## Start Input records
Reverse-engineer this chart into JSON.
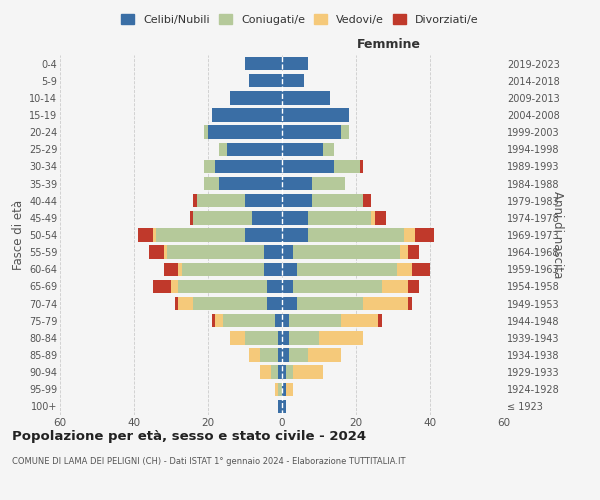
{
  "age_groups": [
    "100+",
    "95-99",
    "90-94",
    "85-89",
    "80-84",
    "75-79",
    "70-74",
    "65-69",
    "60-64",
    "55-59",
    "50-54",
    "45-49",
    "40-44",
    "35-39",
    "30-34",
    "25-29",
    "20-24",
    "15-19",
    "10-14",
    "5-9",
    "0-4"
  ],
  "birth_years": [
    "≤ 1923",
    "1924-1928",
    "1929-1933",
    "1934-1938",
    "1939-1943",
    "1944-1948",
    "1949-1953",
    "1954-1958",
    "1959-1963",
    "1964-1968",
    "1969-1973",
    "1974-1978",
    "1979-1983",
    "1984-1988",
    "1989-1993",
    "1994-1998",
    "1999-2003",
    "2004-2008",
    "2009-2013",
    "2014-2018",
    "2019-2023"
  ],
  "colors": {
    "celibi": "#3a6ea5",
    "coniugati": "#b5c99a",
    "vedovi": "#f5c97a",
    "divorziati": "#c0392b"
  },
  "males": {
    "celibi": [
      1,
      0,
      1,
      1,
      1,
      2,
      4,
      4,
      5,
      5,
      10,
      8,
      10,
      17,
      18,
      15,
      20,
      19,
      14,
      9,
      10
    ],
    "coniugati": [
      0,
      1,
      2,
      5,
      9,
      14,
      20,
      24,
      22,
      26,
      24,
      16,
      13,
      4,
      3,
      2,
      1,
      0,
      0,
      0,
      0
    ],
    "vedovi": [
      0,
      1,
      3,
      3,
      4,
      2,
      4,
      2,
      1,
      1,
      1,
      0,
      0,
      0,
      0,
      0,
      0,
      0,
      0,
      0,
      0
    ],
    "divorziati": [
      0,
      0,
      0,
      0,
      0,
      1,
      1,
      5,
      4,
      4,
      4,
      1,
      1,
      0,
      0,
      0,
      0,
      0,
      0,
      0,
      0
    ]
  },
  "females": {
    "celibi": [
      1,
      1,
      1,
      2,
      2,
      2,
      4,
      3,
      4,
      3,
      7,
      7,
      8,
      8,
      14,
      11,
      16,
      18,
      13,
      6,
      7
    ],
    "coniugati": [
      0,
      0,
      2,
      5,
      8,
      14,
      18,
      24,
      27,
      29,
      26,
      17,
      14,
      9,
      7,
      3,
      2,
      0,
      0,
      0,
      0
    ],
    "vedovi": [
      0,
      2,
      8,
      9,
      12,
      10,
      12,
      7,
      4,
      2,
      3,
      1,
      0,
      0,
      0,
      0,
      0,
      0,
      0,
      0,
      0
    ],
    "divorziati": [
      0,
      0,
      0,
      0,
      0,
      1,
      1,
      3,
      5,
      3,
      5,
      3,
      2,
      0,
      1,
      0,
      0,
      0,
      0,
      0,
      0
    ]
  },
  "xlim": 60,
  "title": "Popolazione per età, sesso e stato civile - 2024",
  "subtitle": "COMUNE DI LAMA DEI PELIGNI (CH) - Dati ISTAT 1° gennaio 2024 - Elaborazione TUTTITALIA.IT",
  "ylabel_left": "Fasce di età",
  "ylabel_right": "Anni di nascita",
  "legend_labels": [
    "Celibi/Nubili",
    "Coniugati/e",
    "Vedovi/e",
    "Divorziati/e"
  ],
  "femmine_label": "Femmine",
  "bg_color": "#f5f5f5",
  "grid_color": "#cccccc"
}
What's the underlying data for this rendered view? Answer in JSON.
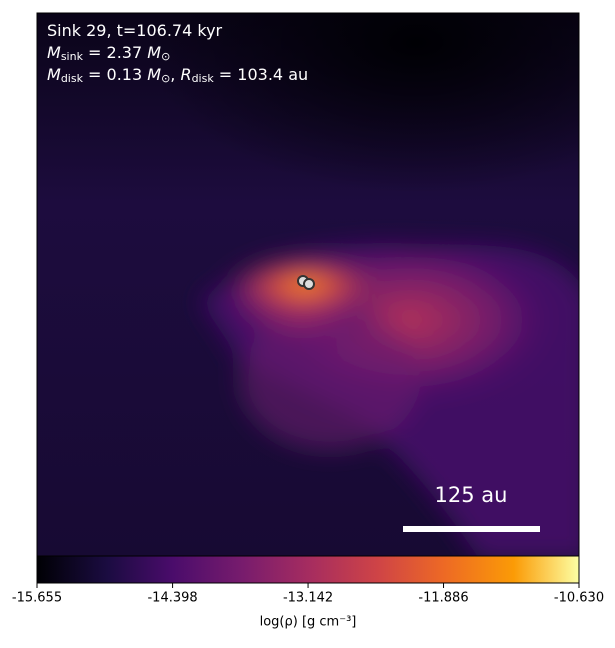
{
  "chart_data": {
    "type": "image",
    "annotation_lines": [
      [
        {
          "text": "Sink 29, t=106.74 kyr"
        }
      ],
      [
        {
          "text": "M",
          "italic": true
        },
        {
          "text": "sink",
          "sub": true
        },
        {
          "text": " = 2.37 "
        },
        {
          "text": "M",
          "italic": true
        },
        {
          "text": "⊙",
          "sub": true
        }
      ],
      [
        {
          "text": "M",
          "italic": true
        },
        {
          "text": "disk",
          "sub": true
        },
        {
          "text": " = 0.13 "
        },
        {
          "text": "M",
          "italic": true
        },
        {
          "text": "⊙",
          "sub": true
        },
        {
          "text": ", "
        },
        {
          "text": "R",
          "italic": true
        },
        {
          "text": "disk",
          "sub": true
        },
        {
          "text": " = 103.4 au"
        }
      ]
    ],
    "scale_bar_label": "125 au",
    "colorbar": {
      "label": "log(ρ) [g cm⁻³]",
      "lim": [
        -15.655,
        -10.63
      ],
      "ticks": [
        -15.655,
        -14.398,
        -13.142,
        -11.886,
        {
          "value": -10.63,
          "label": "-10.630"
        }
      ],
      "colormap": "inferno"
    }
  }
}
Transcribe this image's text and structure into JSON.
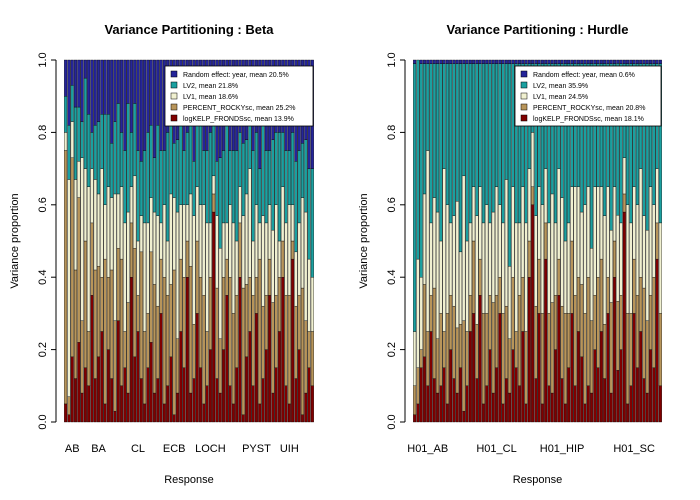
{
  "chart_data": [
    {
      "type": "bar",
      "stacked": true,
      "title": "Variance Partitioning : Beta",
      "xlabel": "Response",
      "ylabel": "Variance proportion",
      "ylim": [
        0,
        1
      ],
      "yticks": [
        "0.0",
        "0.2",
        "0.4",
        "0.6",
        "0.8",
        "1.0"
      ],
      "xtick_labels": [
        "AB",
        "BA",
        "CL",
        "ECB",
        "LOCH",
        "PYST",
        "UIH"
      ],
      "xtick_bar_index": [
        2,
        10,
        22,
        33,
        44,
        58,
        68
      ],
      "n_bars": 76,
      "legend": "top-right",
      "series": [
        {
          "name": "logKELP_FRONDSsc, mean 13.9%",
          "color": "#800000",
          "values": [
            0.05,
            0.02,
            0.18,
            0.12,
            0.22,
            0.08,
            0.15,
            0.1,
            0.35,
            0.12,
            0.18,
            0.25,
            0.05,
            0.2,
            0.12,
            0.03,
            0.28,
            0.1,
            0.15,
            0.08,
            0.4,
            0.18,
            0.25,
            0.12,
            0.05,
            0.15,
            0.22,
            0.08,
            0.12,
            0.3,
            0.05,
            0.1,
            0.18,
            0.02,
            0.08,
            0.25,
            0.15,
            0.4,
            0.08,
            0.12,
            0.3,
            0.15,
            0.05,
            0.1,
            0.2,
            0.58,
            0.12,
            0.08,
            0.2,
            0.35,
            0.1,
            0.05,
            0.15,
            0.4,
            0.02,
            0.18,
            0.25,
            0.1,
            0.3,
            0.05,
            0.12,
            0.2,
            0.35,
            0.08,
            0.15,
            0.25,
            0.4,
            0.1,
            0.05,
            0.45,
            0.12,
            0.2,
            0.02,
            0.08,
            0.15,
            0.1
          ]
        },
        {
          "name": "PERCENT_ROCKYsc, mean 25.2%",
          "color": "#B8955A",
          "values": [
            0.7,
            0.05,
            0.55,
            0.3,
            0.4,
            0.2,
            0.35,
            0.15,
            0.2,
            0.3,
            0.25,
            0.15,
            0.4,
            0.2,
            0.3,
            0.25,
            0.2,
            0.35,
            0.1,
            0.25,
            0.15,
            0.3,
            0.1,
            0.35,
            0.2,
            0.15,
            0.25,
            0.3,
            0.2,
            0.15,
            0.35,
            0.25,
            0.2,
            0.4,
            0.15,
            0.2,
            0.25,
            0.1,
            0.35,
            0.15,
            0.2,
            0.25,
            0.3,
            0.15,
            0.2,
            0.05,
            0.25,
            0.15,
            0.2,
            0.1,
            0.3,
            0.25,
            0.2,
            0.15,
            0.35,
            0.2,
            0.15,
            0.25,
            0.1,
            0.4,
            0.2,
            0.15,
            0.1,
            0.25,
            0.2,
            0.15,
            0.1,
            0.25,
            0.3,
            0.05,
            0.2,
            0.15,
            0.35,
            0.2,
            0.1,
            0.15
          ]
        },
        {
          "name": "LV1, mean 18.6%",
          "color": "#F0F0D0",
          "values": [
            0.05,
            0.6,
            0.1,
            0.25,
            0.1,
            0.45,
            0.2,
            0.4,
            0.15,
            0.25,
            0.2,
            0.3,
            0.15,
            0.25,
            0.2,
            0.35,
            0.15,
            0.2,
            0.3,
            0.25,
            0.1,
            0.2,
            0.15,
            0.1,
            0.3,
            0.25,
            0.15,
            0.2,
            0.25,
            0.1,
            0.2,
            0.15,
            0.25,
            0.2,
            0.35,
            0.15,
            0.2,
            0.1,
            0.2,
            0.3,
            0.15,
            0.2,
            0.25,
            0.3,
            0.15,
            0.05,
            0.2,
            0.25,
            0.15,
            0.1,
            0.2,
            0.25,
            0.15,
            0.1,
            0.2,
            0.25,
            0.3,
            0.15,
            0.2,
            0.1,
            0.25,
            0.2,
            0.15,
            0.2,
            0.25,
            0.1,
            0.15,
            0.2,
            0.25,
            0.1,
            0.15,
            0.2,
            0.25,
            0.3,
            0.2,
            0.15
          ]
        },
        {
          "name": "LV2, mean 21.8%",
          "color": "#1BA0A0",
          "values": [
            0.1,
            0.15,
            0.1,
            0.2,
            0.15,
            0.1,
            0.25,
            0.2,
            0.1,
            0.15,
            0.2,
            0.15,
            0.25,
            0.2,
            0.15,
            0.2,
            0.25,
            0.15,
            0.2,
            0.3,
            0.15,
            0.2,
            0.25,
            0.15,
            0.2,
            0.25,
            0.2,
            0.15,
            0.25,
            0.2,
            0.15,
            0.3,
            0.2,
            0.15,
            0.2,
            0.25,
            0.15,
            0.2,
            0.25,
            0.15,
            0.2,
            0.25,
            0.15,
            0.2,
            0.25,
            0.2,
            0.15,
            0.25,
            0.2,
            0.3,
            0.15,
            0.2,
            0.25,
            0.15,
            0.2,
            0.15,
            0.2,
            0.25,
            0.2,
            0.15,
            0.25,
            0.2,
            0.15,
            0.25,
            0.2,
            0.3,
            0.15,
            0.2,
            0.15,
            0.2,
            0.25,
            0.2,
            0.15,
            0.2,
            0.25,
            0.3
          ]
        },
        {
          "name": "Random effect: year, mean 20.5%",
          "color": "#25259A",
          "values": [
            0.1,
            0.18,
            0.07,
            0.13,
            0.13,
            0.17,
            0.05,
            0.15,
            0.2,
            0.18,
            0.17,
            0.15,
            0.15,
            0.15,
            0.23,
            0.17,
            0.12,
            0.2,
            0.25,
            0.12,
            0.2,
            0.12,
            0.25,
            0.28,
            0.25,
            0.2,
            0.18,
            0.27,
            0.18,
            0.25,
            0.25,
            0.2,
            0.17,
            0.23,
            0.22,
            0.15,
            0.25,
            0.2,
            0.12,
            0.28,
            0.15,
            0.15,
            0.25,
            0.25,
            0.2,
            0.12,
            0.28,
            0.27,
            0.25,
            0.15,
            0.25,
            0.25,
            0.25,
            0.2,
            0.23,
            0.22,
            0.1,
            0.25,
            0.2,
            0.3,
            0.18,
            0.25,
            0.25,
            0.22,
            0.2,
            0.2,
            0.2,
            0.25,
            0.25,
            0.2,
            0.28,
            0.25,
            0.23,
            0.22,
            0.3,
            0.3
          ]
        }
      ]
    },
    {
      "type": "bar",
      "stacked": true,
      "title": "Variance Partitioning : Hurdle",
      "xlabel": "Response",
      "ylabel": "Variance proportion",
      "ylim": [
        0,
        1
      ],
      "yticks": [
        "0.0",
        "0.2",
        "0.4",
        "0.6",
        "0.8",
        "1.0"
      ],
      "xtick_labels": [
        "H01_AB",
        "H01_CL",
        "H01_HIP",
        "H01_SC"
      ],
      "xtick_bar_index": [
        4,
        25,
        45,
        67
      ],
      "n_bars": 76,
      "legend": "top-right",
      "series": [
        {
          "name": "logKELP_FRONDSsc, mean 18.1%",
          "color": "#800000",
          "values": [
            0.02,
            0.05,
            0.15,
            0.18,
            0.1,
            0.25,
            0.12,
            0.08,
            0.1,
            0.15,
            0.05,
            0.2,
            0.12,
            0.08,
            0.15,
            0.03,
            0.1,
            0.25,
            0.3,
            0.12,
            0.35,
            0.05,
            0.1,
            0.2,
            0.08,
            0.15,
            0.3,
            0.05,
            0.12,
            0.08,
            0.2,
            0.15,
            0.1,
            0.25,
            0.05,
            0.4,
            0.6,
            0.12,
            0.3,
            0.05,
            0.45,
            0.1,
            0.08,
            0.2,
            0.35,
            0.12,
            0.05,
            0.15,
            0.3,
            0.1,
            0.25,
            0.18,
            0.05,
            0.1,
            0.08,
            0.2,
            0.15,
            0.25,
            0.12,
            0.3,
            0.08,
            0.4,
            0.15,
            0.2,
            0.58,
            0.05,
            0.1,
            0.3,
            0.15,
            0.25,
            0.12,
            0.08,
            0.2,
            0.15,
            0.45,
            0.1
          ]
        },
        {
          "name": "PERCENT_ROCKYsc, mean 20.8%",
          "color": "#B8955A",
          "values": [
            0.08,
            0.1,
            0.05,
            0.2,
            0.15,
            0.1,
            0.25,
            0.15,
            0.2,
            0.1,
            0.25,
            0.15,
            0.2,
            0.18,
            0.12,
            0.25,
            0.15,
            0.1,
            0.2,
            0.15,
            0.1,
            0.25,
            0.2,
            0.15,
            0.25,
            0.2,
            0.1,
            0.25,
            0.2,
            0.15,
            0.2,
            0.1,
            0.25,
            0.15,
            0.2,
            0.1,
            0.05,
            0.2,
            0.15,
            0.25,
            0.1,
            0.2,
            0.25,
            0.15,
            0.1,
            0.2,
            0.25,
            0.15,
            0.2,
            0.25,
            0.15,
            0.2,
            0.25,
            0.3,
            0.2,
            0.15,
            0.25,
            0.2,
            0.15,
            0.1,
            0.25,
            0.1,
            0.2,
            0.15,
            0.05,
            0.25,
            0.2,
            0.15,
            0.2,
            0.15,
            0.25,
            0.2,
            0.15,
            0.25,
            0.1,
            0.2
          ]
        },
        {
          "name": "LV1, mean 24.5%",
          "color": "#F0F0D0",
          "values": [
            0.15,
            0.3,
            0.2,
            0.25,
            0.5,
            0.2,
            0.25,
            0.35,
            0.2,
            0.45,
            0.3,
            0.2,
            0.25,
            0.35,
            0.2,
            0.4,
            0.25,
            0.2,
            0.15,
            0.3,
            0.2,
            0.25,
            0.3,
            0.2,
            0.25,
            0.3,
            0.2,
            0.25,
            0.35,
            0.2,
            0.25,
            0.3,
            0.2,
            0.25,
            0.3,
            0.2,
            0.15,
            0.25,
            0.2,
            0.3,
            0.15,
            0.25,
            0.3,
            0.2,
            0.25,
            0.3,
            0.2,
            0.25,
            0.15,
            0.3,
            0.25,
            0.2,
            0.3,
            0.25,
            0.2,
            0.3,
            0.25,
            0.2,
            0.3,
            0.25,
            0.2,
            0.15,
            0.25,
            0.2,
            0.1,
            0.3,
            0.25,
            0.2,
            0.25,
            0.3,
            0.2,
            0.25,
            0.3,
            0.2,
            0.15,
            0.25
          ]
        },
        {
          "name": "LV2, mean 35.9%",
          "color": "#1BA0A0",
          "values": [
            0.74,
            0.55,
            0.59,
            0.36,
            0.24,
            0.44,
            0.37,
            0.41,
            0.49,
            0.29,
            0.39,
            0.44,
            0.42,
            0.38,
            0.52,
            0.31,
            0.49,
            0.44,
            0.34,
            0.42,
            0.34,
            0.44,
            0.39,
            0.44,
            0.41,
            0.34,
            0.39,
            0.44,
            0.32,
            0.56,
            0.34,
            0.44,
            0.44,
            0.34,
            0.44,
            0.29,
            0.19,
            0.42,
            0.34,
            0.39,
            0.29,
            0.44,
            0.36,
            0.44,
            0.29,
            0.37,
            0.49,
            0.44,
            0.34,
            0.34,
            0.34,
            0.41,
            0.39,
            0.34,
            0.51,
            0.34,
            0.34,
            0.34,
            0.42,
            0.34,
            0.46,
            0.34,
            0.44,
            0.44,
            0.26,
            0.39,
            0.44,
            0.34,
            0.39,
            0.29,
            0.42,
            0.46,
            0.34,
            0.39,
            0.29,
            0.44
          ]
        },
        {
          "name": "Random effect: year, mean 0.6%",
          "color": "#25259A",
          "values": [
            0.01,
            0.0,
            0.01,
            0.01,
            0.01,
            0.01,
            0.01,
            0.01,
            0.01,
            0.01,
            0.01,
            0.01,
            0.01,
            0.01,
            0.01,
            0.01,
            0.01,
            0.01,
            0.01,
            0.01,
            0.01,
            0.01,
            0.01,
            0.01,
            0.01,
            0.01,
            0.01,
            0.01,
            0.01,
            0.01,
            0.01,
            0.01,
            0.01,
            0.01,
            0.01,
            0.01,
            0.01,
            0.01,
            0.01,
            0.01,
            0.01,
            0.01,
            0.01,
            0.01,
            0.01,
            0.01,
            0.01,
            0.01,
            0.01,
            0.01,
            0.01,
            0.01,
            0.01,
            0.01,
            0.01,
            0.01,
            0.01,
            0.01,
            0.01,
            0.01,
            0.01,
            0.01,
            0.01,
            0.01,
            0.01,
            0.01,
            0.01,
            0.01,
            0.01,
            0.01,
            0.01,
            0.01,
            0.01,
            0.01,
            0.01,
            0.01
          ]
        }
      ]
    }
  ]
}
## End Input records
- [What you need to do]: Pull out each line of the entries that contains "Variance".

- [The result]:
      "title": "Variance Partitioning : Beta",
      "ylabel": "Variance proportion",
      "title": "Variance Partitioning : Hurdle",
      "ylabel": "Variance proportion",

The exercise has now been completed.